Objective. Can you give all the records again without altering a single character?

Extracted records.

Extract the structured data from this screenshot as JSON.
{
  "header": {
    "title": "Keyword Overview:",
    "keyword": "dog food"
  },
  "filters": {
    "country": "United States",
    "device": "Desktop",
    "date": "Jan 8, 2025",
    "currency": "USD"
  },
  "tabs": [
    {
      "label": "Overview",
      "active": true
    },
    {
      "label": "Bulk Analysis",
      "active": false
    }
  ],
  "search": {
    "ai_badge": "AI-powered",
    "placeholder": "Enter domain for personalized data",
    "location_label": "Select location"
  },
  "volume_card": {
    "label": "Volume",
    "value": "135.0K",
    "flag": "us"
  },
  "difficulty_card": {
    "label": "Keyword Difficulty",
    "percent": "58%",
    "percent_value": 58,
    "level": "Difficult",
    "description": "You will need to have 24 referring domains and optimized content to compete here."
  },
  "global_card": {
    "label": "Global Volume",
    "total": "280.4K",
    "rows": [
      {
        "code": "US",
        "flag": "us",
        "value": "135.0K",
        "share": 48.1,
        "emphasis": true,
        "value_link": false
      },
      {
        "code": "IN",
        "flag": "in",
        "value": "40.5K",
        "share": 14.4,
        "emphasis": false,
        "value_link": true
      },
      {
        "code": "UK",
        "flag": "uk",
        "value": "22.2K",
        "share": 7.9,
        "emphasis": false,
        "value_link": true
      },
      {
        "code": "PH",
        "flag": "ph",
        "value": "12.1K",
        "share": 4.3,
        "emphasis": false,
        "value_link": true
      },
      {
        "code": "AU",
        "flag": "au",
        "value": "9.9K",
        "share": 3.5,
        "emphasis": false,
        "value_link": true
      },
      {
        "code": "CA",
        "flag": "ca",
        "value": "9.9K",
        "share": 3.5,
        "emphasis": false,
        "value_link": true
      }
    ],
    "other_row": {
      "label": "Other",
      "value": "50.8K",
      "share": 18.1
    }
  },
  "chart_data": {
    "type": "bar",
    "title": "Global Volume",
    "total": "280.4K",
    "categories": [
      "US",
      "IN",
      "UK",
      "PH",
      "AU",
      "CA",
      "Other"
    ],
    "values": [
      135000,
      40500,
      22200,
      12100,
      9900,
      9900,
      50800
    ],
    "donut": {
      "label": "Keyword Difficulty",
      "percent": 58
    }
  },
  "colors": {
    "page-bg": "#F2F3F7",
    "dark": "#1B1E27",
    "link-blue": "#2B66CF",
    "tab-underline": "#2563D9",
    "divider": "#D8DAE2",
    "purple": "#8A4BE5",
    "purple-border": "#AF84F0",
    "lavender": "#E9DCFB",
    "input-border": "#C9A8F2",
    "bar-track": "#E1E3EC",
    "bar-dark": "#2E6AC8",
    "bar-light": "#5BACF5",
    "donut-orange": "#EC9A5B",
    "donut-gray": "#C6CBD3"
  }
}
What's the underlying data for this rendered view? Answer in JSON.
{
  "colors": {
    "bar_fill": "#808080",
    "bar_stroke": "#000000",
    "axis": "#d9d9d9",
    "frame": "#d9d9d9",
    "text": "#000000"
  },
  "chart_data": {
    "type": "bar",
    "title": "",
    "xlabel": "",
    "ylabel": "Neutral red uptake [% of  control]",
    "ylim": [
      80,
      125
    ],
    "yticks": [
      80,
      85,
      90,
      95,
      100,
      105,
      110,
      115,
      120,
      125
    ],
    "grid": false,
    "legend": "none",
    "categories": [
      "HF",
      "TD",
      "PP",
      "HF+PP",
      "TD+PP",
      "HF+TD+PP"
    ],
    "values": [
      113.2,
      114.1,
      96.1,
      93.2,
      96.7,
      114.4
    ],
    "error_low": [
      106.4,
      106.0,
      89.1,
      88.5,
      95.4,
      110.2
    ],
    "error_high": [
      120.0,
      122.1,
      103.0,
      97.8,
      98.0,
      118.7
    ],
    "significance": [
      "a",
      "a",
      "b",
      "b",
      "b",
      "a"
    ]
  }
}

Answer to the exercise.
Extract the structured data from this screenshot as JSON.
{
  "header": {
    "title": "Keyword Overview:",
    "keyword": "dog food"
  },
  "filters": {
    "country": "United States",
    "device": "Desktop",
    "date": "Jan 8, 2025",
    "currency": "USD"
  },
  "tabs": [
    {
      "label": "Overview",
      "active": true
    },
    {
      "label": "Bulk Analysis",
      "active": false
    }
  ],
  "search": {
    "ai_badge": "AI-powered",
    "placeholder": "Enter domain for personalized data",
    "location_label": "Select location"
  },
  "volume_card": {
    "label": "Volume",
    "value": "135.0K",
    "flag": "us"
  },
  "difficulty_card": {
    "label": "Keyword Difficulty",
    "percent": "58%",
    "percent_value": 58,
    "level": "Difficult",
    "description": "You will need to have 24 referring domains and optimized content to compete here."
  },
  "global_card": {
    "label": "Global Volume",
    "total": "280.4K",
    "rows": [
      {
        "code": "US",
        "flag": "us",
        "value": "135.0K",
        "share": 48.1,
        "emphasis": true,
        "value_link": false
      },
      {
        "code": "IN",
        "flag": "in",
        "value": "40.5K",
        "share": 14.4,
        "emphasis": false,
        "value_link": true
      },
      {
        "code": "UK",
        "flag": "uk",
        "value": "22.2K",
        "share": 7.9,
        "emphasis": false,
        "value_link": true
      },
      {
        "code": "PH",
        "flag": "ph",
        "value": "12.1K",
        "share": 4.3,
        "emphasis": false,
        "value_link": true
      },
      {
        "code": "AU",
        "flag": "au",
        "value": "9.9K",
        "share": 3.5,
        "emphasis": false,
        "value_link": true
      },
      {
        "code": "CA",
        "flag": "ca",
        "value": "9.9K",
        "share": 3.5,
        "emphasis": false,
        "value_link": true
      }
    ],
    "other_row": {
      "label": "Other",
      "value": "50.8K",
      "share": 18.1
    }
  },
  "chart_data": {
    "type": "bar",
    "title": "Global Volume",
    "total": "280.4K",
    "categories": [
      "US",
      "IN",
      "UK",
      "PH",
      "AU",
      "CA",
      "Other"
    ],
    "values": [
      135000,
      40500,
      22200,
      12100,
      9900,
      9900,
      50800
    ],
    "donut": {
      "label": "Keyword Difficulty",
      "percent": 58
    }
  },
  "colors": {
    "page-bg": "#F2F3F7",
    "dark": "#1B1E27",
    "link-blue": "#2B66CF",
    "tab-underline": "#2563D9",
    "divider": "#D8DAE2",
    "purple": "#8A4BE5",
    "purple-border": "#AF84F0",
    "lavender": "#E9DCFB",
    "input-border": "#C9A8F2",
    "bar-track": "#E1E3EC",
    "bar-dark": "#2E6AC8",
    "bar-light": "#5BACF5",
    "donut-orange": "#EC9A5B",
    "donut-gray": "#C6CBD3"
  }
}
What's the underlying data for this rendered view? Answer in JSON.
{
  "colors": {
    "bar_fill": "#808080",
    "bar_stroke": "#000000",
    "axis": "#d9d9d9",
    "frame": "#d9d9d9",
    "text": "#000000"
  },
  "chart_data": {
    "type": "bar",
    "title": "",
    "xlabel": "",
    "ylabel": "Neutral red uptake [% of  control]",
    "ylim": [
      80,
      125
    ],
    "yticks": [
      80,
      85,
      90,
      95,
      100,
      105,
      110,
      115,
      120,
      125
    ],
    "grid": false,
    "legend": "none",
    "categories": [
      "HF",
      "TD",
      "PP",
      "HF+PP",
      "TD+PP",
      "HF+TD+PP"
    ],
    "values": [
      113.2,
      114.1,
      96.1,
      93.2,
      96.7,
      114.4
    ],
    "error_low": [
      106.4,
      106.0,
      89.1,
      88.5,
      95.4,
      110.2
    ],
    "error_high": [
      120.0,
      122.1,
      103.0,
      97.8,
      98.0,
      118.7
    ],
    "significance": [
      "a",
      "a",
      "b",
      "b",
      "b",
      "a"
    ]
  }
}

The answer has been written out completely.